**Supplied material:**
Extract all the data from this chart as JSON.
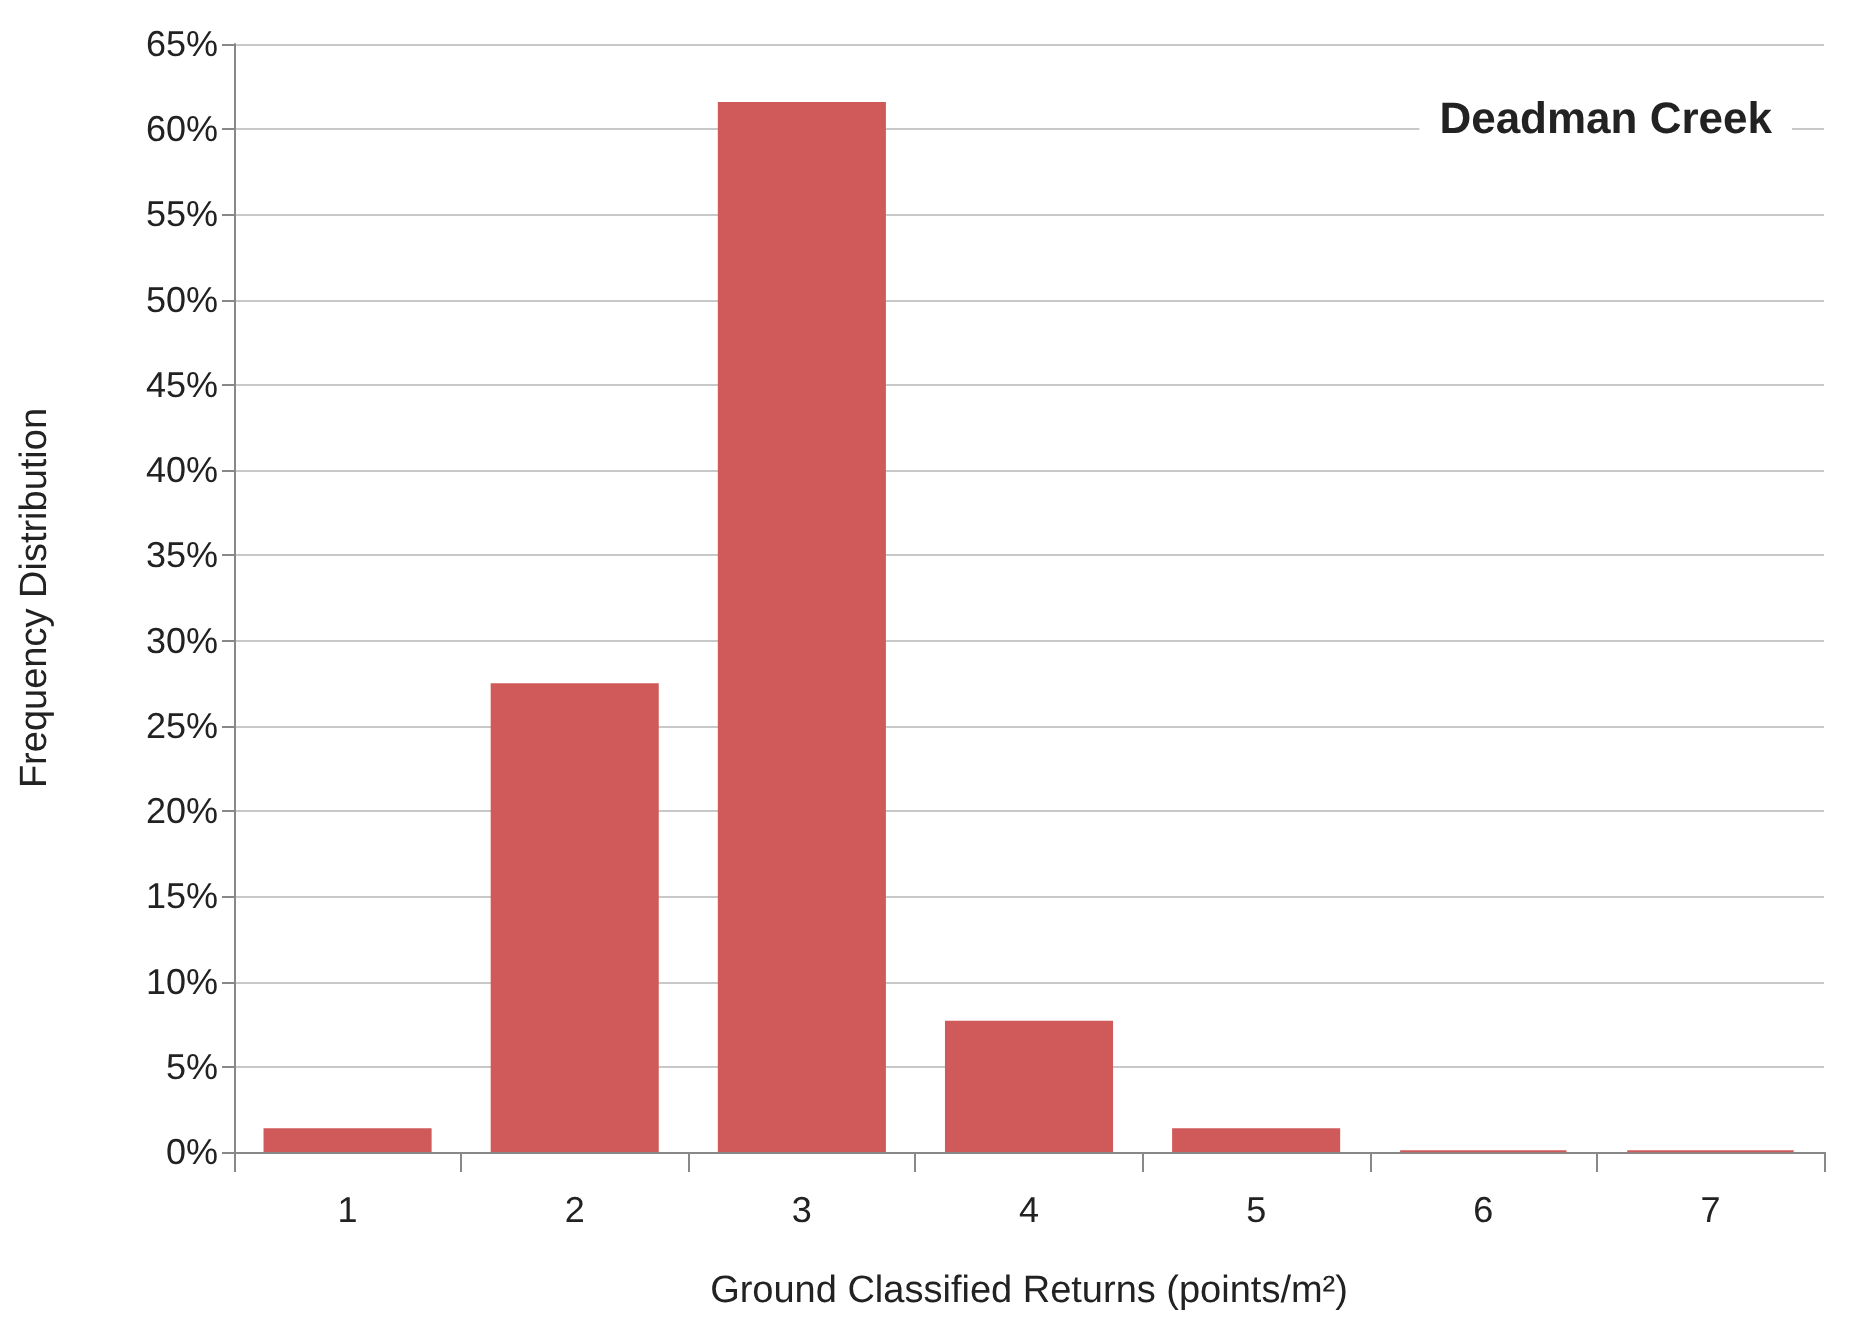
{
  "chart_data": {
    "type": "bar",
    "title": "Deadman Creek",
    "xlabel": "Ground Classified Returns (points/m²)",
    "ylabel": "Frequency Distribution",
    "categories": [
      "1",
      "2",
      "3",
      "4",
      "5",
      "6",
      "7"
    ],
    "values": [
      1.4,
      27.5,
      61.6,
      7.7,
      1.4,
      0.1,
      0.1
    ],
    "color": "#d05a5a",
    "ylim": [
      0,
      65
    ],
    "yticks": [
      {
        "value": 0,
        "label": "0%"
      },
      {
        "value": 5,
        "label": "5%"
      },
      {
        "value": 10,
        "label": "10%"
      },
      {
        "value": 15,
        "label": "15%"
      },
      {
        "value": 20,
        "label": "20%"
      },
      {
        "value": 25,
        "label": "25%"
      },
      {
        "value": 30,
        "label": "30%"
      },
      {
        "value": 35,
        "label": "35%"
      },
      {
        "value": 40,
        "label": "40%"
      },
      {
        "value": 45,
        "label": "45%"
      },
      {
        "value": 50,
        "label": "50%"
      },
      {
        "value": 55,
        "label": "55%"
      },
      {
        "value": 60,
        "label": "60%"
      },
      {
        "value": 65,
        "label": "65%"
      }
    ],
    "grid": "y"
  }
}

**Written exercise:** Write out the listing word for word, omitting the pictures it holds.

**Task solution:**
Extract all the data from this chart as JSON.
{
  "chart_data": {
    "type": "bar",
    "title": "Deadman Creek",
    "xlabel": "Ground Classified Returns (points/m²)",
    "ylabel": "Frequency Distribution",
    "categories": [
      "1",
      "2",
      "3",
      "4",
      "5",
      "6",
      "7"
    ],
    "values": [
      1.4,
      27.5,
      61.6,
      7.7,
      1.4,
      0.1,
      0.1
    ],
    "color": "#d05a5a",
    "ylim": [
      0,
      65
    ],
    "yticks": [
      {
        "value": 0,
        "label": "0%"
      },
      {
        "value": 5,
        "label": "5%"
      },
      {
        "value": 10,
        "label": "10%"
      },
      {
        "value": 15,
        "label": "15%"
      },
      {
        "value": 20,
        "label": "20%"
      },
      {
        "value": 25,
        "label": "25%"
      },
      {
        "value": 30,
        "label": "30%"
      },
      {
        "value": 35,
        "label": "35%"
      },
      {
        "value": 40,
        "label": "40%"
      },
      {
        "value": 45,
        "label": "45%"
      },
      {
        "value": 50,
        "label": "50%"
      },
      {
        "value": 55,
        "label": "55%"
      },
      {
        "value": 60,
        "label": "60%"
      },
      {
        "value": 65,
        "label": "65%"
      }
    ],
    "grid": "y"
  }
}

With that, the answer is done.